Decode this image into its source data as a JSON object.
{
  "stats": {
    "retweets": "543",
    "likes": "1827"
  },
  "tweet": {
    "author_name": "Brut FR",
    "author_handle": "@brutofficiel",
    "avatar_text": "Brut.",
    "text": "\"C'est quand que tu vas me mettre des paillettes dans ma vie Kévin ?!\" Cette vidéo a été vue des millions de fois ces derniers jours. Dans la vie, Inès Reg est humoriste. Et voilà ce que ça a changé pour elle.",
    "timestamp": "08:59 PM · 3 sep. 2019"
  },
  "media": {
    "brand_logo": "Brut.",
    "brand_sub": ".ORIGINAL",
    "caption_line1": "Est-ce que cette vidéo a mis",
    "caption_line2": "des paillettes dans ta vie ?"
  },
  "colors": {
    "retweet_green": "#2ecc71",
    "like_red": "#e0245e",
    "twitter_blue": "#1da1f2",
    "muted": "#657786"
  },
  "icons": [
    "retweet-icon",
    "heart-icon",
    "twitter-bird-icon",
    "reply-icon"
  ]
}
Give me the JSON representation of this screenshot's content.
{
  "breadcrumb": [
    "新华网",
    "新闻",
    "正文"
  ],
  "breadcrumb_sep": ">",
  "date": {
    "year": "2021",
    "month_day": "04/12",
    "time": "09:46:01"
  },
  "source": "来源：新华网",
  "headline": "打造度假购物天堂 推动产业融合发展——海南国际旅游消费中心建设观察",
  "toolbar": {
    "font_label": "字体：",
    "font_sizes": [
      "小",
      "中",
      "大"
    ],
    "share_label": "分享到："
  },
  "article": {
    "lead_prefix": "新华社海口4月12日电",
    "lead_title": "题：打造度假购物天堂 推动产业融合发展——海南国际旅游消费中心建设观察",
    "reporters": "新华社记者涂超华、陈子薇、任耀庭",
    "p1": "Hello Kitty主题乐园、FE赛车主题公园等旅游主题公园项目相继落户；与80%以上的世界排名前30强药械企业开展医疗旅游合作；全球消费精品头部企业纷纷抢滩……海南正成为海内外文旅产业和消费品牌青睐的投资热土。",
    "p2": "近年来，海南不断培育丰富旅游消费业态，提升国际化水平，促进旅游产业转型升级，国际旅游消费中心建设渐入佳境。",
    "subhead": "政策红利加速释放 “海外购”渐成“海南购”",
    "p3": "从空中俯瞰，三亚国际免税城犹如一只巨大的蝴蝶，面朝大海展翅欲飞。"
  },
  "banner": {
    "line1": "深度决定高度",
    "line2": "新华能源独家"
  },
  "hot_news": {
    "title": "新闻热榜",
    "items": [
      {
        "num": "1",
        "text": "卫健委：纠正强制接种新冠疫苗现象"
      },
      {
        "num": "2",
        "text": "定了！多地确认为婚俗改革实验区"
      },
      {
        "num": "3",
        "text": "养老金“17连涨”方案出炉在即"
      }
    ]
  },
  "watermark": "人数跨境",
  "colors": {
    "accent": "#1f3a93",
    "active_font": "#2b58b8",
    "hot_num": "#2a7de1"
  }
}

....

GOAL: Your task is to quote all of the data word for word.

EXERCISE RESULT:
Decode this image into its source data as a JSON object.
{
  "stats": {
    "retweets": "543",
    "likes": "1827"
  },
  "tweet": {
    "author_name": "Brut FR",
    "author_handle": "@brutofficiel",
    "avatar_text": "Brut.",
    "text": "\"C'est quand que tu vas me mettre des paillettes dans ma vie Kévin ?!\" Cette vidéo a été vue des millions de fois ces derniers jours. Dans la vie, Inès Reg est humoriste. Et voilà ce que ça a changé pour elle.",
    "timestamp": "08:59 PM · 3 sep. 2019"
  },
  "media": {
    "brand_logo": "Brut.",
    "brand_sub": ".ORIGINAL",
    "caption_line1": "Est-ce que cette vidéo a mis",
    "caption_line2": "des paillettes dans ta vie ?"
  },
  "colors": {
    "retweet_green": "#2ecc71",
    "like_red": "#e0245e",
    "twitter_blue": "#1da1f2",
    "muted": "#657786"
  },
  "icons": [
    "retweet-icon",
    "heart-icon",
    "twitter-bird-icon",
    "reply-icon"
  ]
}
Give me the JSON representation of this screenshot's content.
{
  "breadcrumb": [
    "新华网",
    "新闻",
    "正文"
  ],
  "breadcrumb_sep": ">",
  "date": {
    "year": "2021",
    "month_day": "04/12",
    "time": "09:46:01"
  },
  "source": "来源：新华网",
  "headline": "打造度假购物天堂 推动产业融合发展——海南国际旅游消费中心建设观察",
  "toolbar": {
    "font_label": "字体：",
    "font_sizes": [
      "小",
      "中",
      "大"
    ],
    "share_label": "分享到："
  },
  "article": {
    "lead_prefix": "新华社海口4月12日电",
    "lead_title": "题：打造度假购物天堂 推动产业融合发展——海南国际旅游消费中心建设观察",
    "reporters": "新华社记者涂超华、陈子薇、任耀庭",
    "p1": "Hello Kitty主题乐园、FE赛车主题公园等旅游主题公园项目相继落户；与80%以上的世界排名前30强药械企业开展医疗旅游合作；全球消费精品头部企业纷纷抢滩……海南正成为海内外文旅产业和消费品牌青睐的投资热土。",
    "p2": "近年来，海南不断培育丰富旅游消费业态，提升国际化水平，促进旅游产业转型升级，国际旅游消费中心建设渐入佳境。",
    "subhead": "政策红利加速释放 “海外购”渐成“海南购”",
    "p3": "从空中俯瞰，三亚国际免税城犹如一只巨大的蝴蝶，面朝大海展翅欲飞。"
  },
  "banner": {
    "line1": "深度决定高度",
    "line2": "新华能源独家"
  },
  "hot_news": {
    "title": "新闻热榜",
    "items": [
      {
        "num": "1",
        "text": "卫健委：纠正强制接种新冠疫苗现象"
      },
      {
        "num": "2",
        "text": "定了！多地确认为婚俗改革实验区"
      },
      {
        "num": "3",
        "text": "养老金“17连涨”方案出炉在即"
      }
    ]
  },
  "watermark": "人数跨境",
  "colors": {
    "accent": "#1f3a93",
    "active_font": "#2b58b8",
    "hot_num": "#2a7de1"
  }
}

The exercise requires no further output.